◆ What the exercise asks
Repeat the records below exactly as they appear.

** Start **

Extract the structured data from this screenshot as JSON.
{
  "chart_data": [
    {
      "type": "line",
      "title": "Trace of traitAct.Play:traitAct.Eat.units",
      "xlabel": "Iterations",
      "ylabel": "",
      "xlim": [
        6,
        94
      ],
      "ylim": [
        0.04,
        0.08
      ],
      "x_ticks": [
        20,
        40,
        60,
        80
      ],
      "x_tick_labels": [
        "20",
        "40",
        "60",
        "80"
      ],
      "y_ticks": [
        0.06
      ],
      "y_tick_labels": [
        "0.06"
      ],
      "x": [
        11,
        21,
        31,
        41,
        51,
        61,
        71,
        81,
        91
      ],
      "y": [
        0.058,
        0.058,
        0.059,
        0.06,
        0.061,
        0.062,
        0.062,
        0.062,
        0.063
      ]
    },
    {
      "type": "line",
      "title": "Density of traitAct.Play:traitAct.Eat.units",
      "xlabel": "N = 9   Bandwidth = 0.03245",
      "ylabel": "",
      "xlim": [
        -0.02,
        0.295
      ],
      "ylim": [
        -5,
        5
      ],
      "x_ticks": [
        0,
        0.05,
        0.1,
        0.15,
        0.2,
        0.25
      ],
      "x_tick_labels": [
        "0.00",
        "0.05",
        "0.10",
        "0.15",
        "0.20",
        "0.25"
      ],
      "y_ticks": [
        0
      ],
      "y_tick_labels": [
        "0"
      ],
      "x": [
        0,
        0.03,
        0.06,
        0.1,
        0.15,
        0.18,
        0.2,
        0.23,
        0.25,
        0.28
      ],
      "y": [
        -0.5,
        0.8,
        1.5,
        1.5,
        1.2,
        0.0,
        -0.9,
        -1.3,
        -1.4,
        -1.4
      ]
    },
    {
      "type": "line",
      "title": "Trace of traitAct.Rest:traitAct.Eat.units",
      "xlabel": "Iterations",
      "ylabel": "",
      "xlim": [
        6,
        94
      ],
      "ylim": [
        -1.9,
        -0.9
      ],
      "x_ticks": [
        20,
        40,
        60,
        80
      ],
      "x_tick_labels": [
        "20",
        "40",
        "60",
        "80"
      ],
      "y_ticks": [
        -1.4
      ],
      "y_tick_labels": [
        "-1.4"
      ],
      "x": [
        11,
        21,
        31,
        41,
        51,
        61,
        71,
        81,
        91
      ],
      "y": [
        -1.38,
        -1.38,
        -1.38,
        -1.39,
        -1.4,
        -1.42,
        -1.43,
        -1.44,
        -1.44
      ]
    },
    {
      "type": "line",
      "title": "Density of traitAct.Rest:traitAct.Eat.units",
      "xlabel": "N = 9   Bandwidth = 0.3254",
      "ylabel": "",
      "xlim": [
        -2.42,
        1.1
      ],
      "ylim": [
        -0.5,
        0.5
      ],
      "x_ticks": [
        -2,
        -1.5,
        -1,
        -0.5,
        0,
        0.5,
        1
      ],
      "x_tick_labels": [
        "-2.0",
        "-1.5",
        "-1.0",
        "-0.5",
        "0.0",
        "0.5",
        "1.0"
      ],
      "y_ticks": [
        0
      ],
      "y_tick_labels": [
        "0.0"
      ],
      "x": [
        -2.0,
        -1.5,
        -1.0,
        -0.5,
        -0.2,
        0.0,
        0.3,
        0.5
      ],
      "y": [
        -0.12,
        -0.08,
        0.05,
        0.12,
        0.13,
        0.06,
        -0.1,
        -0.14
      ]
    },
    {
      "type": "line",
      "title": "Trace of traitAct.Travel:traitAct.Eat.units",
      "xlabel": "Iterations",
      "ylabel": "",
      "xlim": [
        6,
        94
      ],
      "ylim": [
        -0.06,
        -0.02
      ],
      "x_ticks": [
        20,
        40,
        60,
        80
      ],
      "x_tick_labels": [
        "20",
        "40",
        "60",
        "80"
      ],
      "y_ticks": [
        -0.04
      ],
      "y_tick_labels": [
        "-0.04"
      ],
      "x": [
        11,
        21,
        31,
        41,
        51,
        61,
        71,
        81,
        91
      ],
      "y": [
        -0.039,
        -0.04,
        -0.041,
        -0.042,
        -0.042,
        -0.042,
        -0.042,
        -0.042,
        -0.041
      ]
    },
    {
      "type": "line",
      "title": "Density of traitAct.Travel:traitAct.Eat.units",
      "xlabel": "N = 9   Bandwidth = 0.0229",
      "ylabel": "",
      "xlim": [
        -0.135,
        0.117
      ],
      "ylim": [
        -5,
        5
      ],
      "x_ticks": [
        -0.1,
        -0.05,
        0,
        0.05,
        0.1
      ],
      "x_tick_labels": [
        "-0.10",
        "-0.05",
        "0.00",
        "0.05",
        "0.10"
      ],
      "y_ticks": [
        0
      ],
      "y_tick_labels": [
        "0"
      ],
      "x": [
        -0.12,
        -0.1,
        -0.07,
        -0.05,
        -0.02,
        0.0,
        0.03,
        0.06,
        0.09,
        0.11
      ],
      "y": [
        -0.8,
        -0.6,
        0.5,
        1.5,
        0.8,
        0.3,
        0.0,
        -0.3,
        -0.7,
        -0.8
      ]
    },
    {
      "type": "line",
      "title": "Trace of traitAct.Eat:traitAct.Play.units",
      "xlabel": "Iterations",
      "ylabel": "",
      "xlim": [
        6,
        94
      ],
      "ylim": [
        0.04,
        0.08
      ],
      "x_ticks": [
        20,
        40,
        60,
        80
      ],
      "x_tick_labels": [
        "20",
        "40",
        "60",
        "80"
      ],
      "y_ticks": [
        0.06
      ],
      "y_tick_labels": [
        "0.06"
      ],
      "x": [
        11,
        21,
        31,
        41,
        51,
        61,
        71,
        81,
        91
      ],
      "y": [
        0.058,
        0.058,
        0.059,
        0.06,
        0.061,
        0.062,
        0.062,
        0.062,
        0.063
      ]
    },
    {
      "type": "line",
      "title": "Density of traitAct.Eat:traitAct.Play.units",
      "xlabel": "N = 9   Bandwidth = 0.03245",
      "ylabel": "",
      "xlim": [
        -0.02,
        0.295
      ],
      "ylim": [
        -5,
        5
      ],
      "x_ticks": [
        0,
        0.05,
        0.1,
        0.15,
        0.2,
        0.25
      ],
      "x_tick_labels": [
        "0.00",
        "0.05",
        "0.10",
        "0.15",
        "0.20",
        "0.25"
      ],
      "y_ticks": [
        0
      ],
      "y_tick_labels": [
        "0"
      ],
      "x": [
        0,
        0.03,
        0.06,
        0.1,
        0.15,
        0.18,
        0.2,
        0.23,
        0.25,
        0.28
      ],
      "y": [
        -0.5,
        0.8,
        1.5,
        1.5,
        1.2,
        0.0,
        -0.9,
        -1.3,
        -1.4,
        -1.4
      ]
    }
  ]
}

** End **

◆ Final answer
Extract the structured data from this screenshot as JSON.
{
  "chart_data": [
    {
      "type": "line",
      "title": "Trace of traitAct.Play:traitAct.Eat.units",
      "xlabel": "Iterations",
      "ylabel": "",
      "xlim": [
        6,
        94
      ],
      "ylim": [
        0.04,
        0.08
      ],
      "x_ticks": [
        20,
        40,
        60,
        80
      ],
      "x_tick_labels": [
        "20",
        "40",
        "60",
        "80"
      ],
      "y_ticks": [
        0.06
      ],
      "y_tick_labels": [
        "0.06"
      ],
      "x": [
        11,
        21,
        31,
        41,
        51,
        61,
        71,
        81,
        91
      ],
      "y": [
        0.058,
        0.058,
        0.059,
        0.06,
        0.061,
        0.062,
        0.062,
        0.062,
        0.063
      ]
    },
    {
      "type": "line",
      "title": "Density of traitAct.Play:traitAct.Eat.units",
      "xlabel": "N = 9   Bandwidth = 0.03245",
      "ylabel": "",
      "xlim": [
        -0.02,
        0.295
      ],
      "ylim": [
        -5,
        5
      ],
      "x_ticks": [
        0,
        0.05,
        0.1,
        0.15,
        0.2,
        0.25
      ],
      "x_tick_labels": [
        "0.00",
        "0.05",
        "0.10",
        "0.15",
        "0.20",
        "0.25"
      ],
      "y_ticks": [
        0
      ],
      "y_tick_labels": [
        "0"
      ],
      "x": [
        0,
        0.03,
        0.06,
        0.1,
        0.15,
        0.18,
        0.2,
        0.23,
        0.25,
        0.28
      ],
      "y": [
        -0.5,
        0.8,
        1.5,
        1.5,
        1.2,
        0.0,
        -0.9,
        -1.3,
        -1.4,
        -1.4
      ]
    },
    {
      "type": "line",
      "title": "Trace of traitAct.Rest:traitAct.Eat.units",
      "xlabel": "Iterations",
      "ylabel": "",
      "xlim": [
        6,
        94
      ],
      "ylim": [
        -1.9,
        -0.9
      ],
      "x_ticks": [
        20,
        40,
        60,
        80
      ],
      "x_tick_labels": [
        "20",
        "40",
        "60",
        "80"
      ],
      "y_ticks": [
        -1.4
      ],
      "y_tick_labels": [
        "-1.4"
      ],
      "x": [
        11,
        21,
        31,
        41,
        51,
        61,
        71,
        81,
        91
      ],
      "y": [
        -1.38,
        -1.38,
        -1.38,
        -1.39,
        -1.4,
        -1.42,
        -1.43,
        -1.44,
        -1.44
      ]
    },
    {
      "type": "line",
      "title": "Density of traitAct.Rest:traitAct.Eat.units",
      "xlabel": "N = 9   Bandwidth = 0.3254",
      "ylabel": "",
      "xlim": [
        -2.42,
        1.1
      ],
      "ylim": [
        -0.5,
        0.5
      ],
      "x_ticks": [
        -2,
        -1.5,
        -1,
        -0.5,
        0,
        0.5,
        1
      ],
      "x_tick_labels": [
        "-2.0",
        "-1.5",
        "-1.0",
        "-0.5",
        "0.0",
        "0.5",
        "1.0"
      ],
      "y_ticks": [
        0
      ],
      "y_tick_labels": [
        "0.0"
      ],
      "x": [
        -2.0,
        -1.5,
        -1.0,
        -0.5,
        -0.2,
        0.0,
        0.3,
        0.5
      ],
      "y": [
        -0.12,
        -0.08,
        0.05,
        0.12,
        0.13,
        0.06,
        -0.1,
        -0.14
      ]
    },
    {
      "type": "line",
      "title": "Trace of traitAct.Travel:traitAct.Eat.units",
      "xlabel": "Iterations",
      "ylabel": "",
      "xlim": [
        6,
        94
      ],
      "ylim": [
        -0.06,
        -0.02
      ],
      "x_ticks": [
        20,
        40,
        60,
        80
      ],
      "x_tick_labels": [
        "20",
        "40",
        "60",
        "80"
      ],
      "y_ticks": [
        -0.04
      ],
      "y_tick_labels": [
        "-0.04"
      ],
      "x": [
        11,
        21,
        31,
        41,
        51,
        61,
        71,
        81,
        91
      ],
      "y": [
        -0.039,
        -0.04,
        -0.041,
        -0.042,
        -0.042,
        -0.042,
        -0.042,
        -0.042,
        -0.041
      ]
    },
    {
      "type": "line",
      "title": "Density of traitAct.Travel:traitAct.Eat.units",
      "xlabel": "N = 9   Bandwidth = 0.0229",
      "ylabel": "",
      "xlim": [
        -0.135,
        0.117
      ],
      "ylim": [
        -5,
        5
      ],
      "x_ticks": [
        -0.1,
        -0.05,
        0,
        0.05,
        0.1
      ],
      "x_tick_labels": [
        "-0.10",
        "-0.05",
        "0.00",
        "0.05",
        "0.10"
      ],
      "y_ticks": [
        0
      ],
      "y_tick_labels": [
        "0"
      ],
      "x": [
        -0.12,
        -0.1,
        -0.07,
        -0.05,
        -0.02,
        0.0,
        0.03,
        0.06,
        0.09,
        0.11
      ],
      "y": [
        -0.8,
        -0.6,
        0.5,
        1.5,
        0.8,
        0.3,
        0.0,
        -0.3,
        -0.7,
        -0.8
      ]
    },
    {
      "type": "line",
      "title": "Trace of traitAct.Eat:traitAct.Play.units",
      "xlabel": "Iterations",
      "ylabel": "",
      "xlim": [
        6,
        94
      ],
      "ylim": [
        0.04,
        0.08
      ],
      "x_ticks": [
        20,
        40,
        60,
        80
      ],
      "x_tick_labels": [
        "20",
        "40",
        "60",
        "80"
      ],
      "y_ticks": [
        0.06
      ],
      "y_tick_labels": [
        "0.06"
      ],
      "x": [
        11,
        21,
        31,
        41,
        51,
        61,
        71,
        81,
        91
      ],
      "y": [
        0.058,
        0.058,
        0.059,
        0.06,
        0.061,
        0.062,
        0.062,
        0.062,
        0.063
      ]
    },
    {
      "type": "line",
      "title": "Density of traitAct.Eat:traitAct.Play.units",
      "xlabel": "N = 9   Bandwidth = 0.03245",
      "ylabel": "",
      "xlim": [
        -0.02,
        0.295
      ],
      "ylim": [
        -5,
        5
      ],
      "x_ticks": [
        0,
        0.05,
        0.1,
        0.15,
        0.2,
        0.25
      ],
      "x_tick_labels": [
        "0.00",
        "0.05",
        "0.10",
        "0.15",
        "0.20",
        "0.25"
      ],
      "y_ticks": [
        0
      ],
      "y_tick_labels": [
        "0"
      ],
      "x": [
        0,
        0.03,
        0.06,
        0.1,
        0.15,
        0.18,
        0.2,
        0.23,
        0.25,
        0.28
      ],
      "y": [
        -0.5,
        0.8,
        1.5,
        1.5,
        1.2,
        0.0,
        -0.9,
        -1.3,
        -1.4,
        -1.4
      ]
    }
  ]
}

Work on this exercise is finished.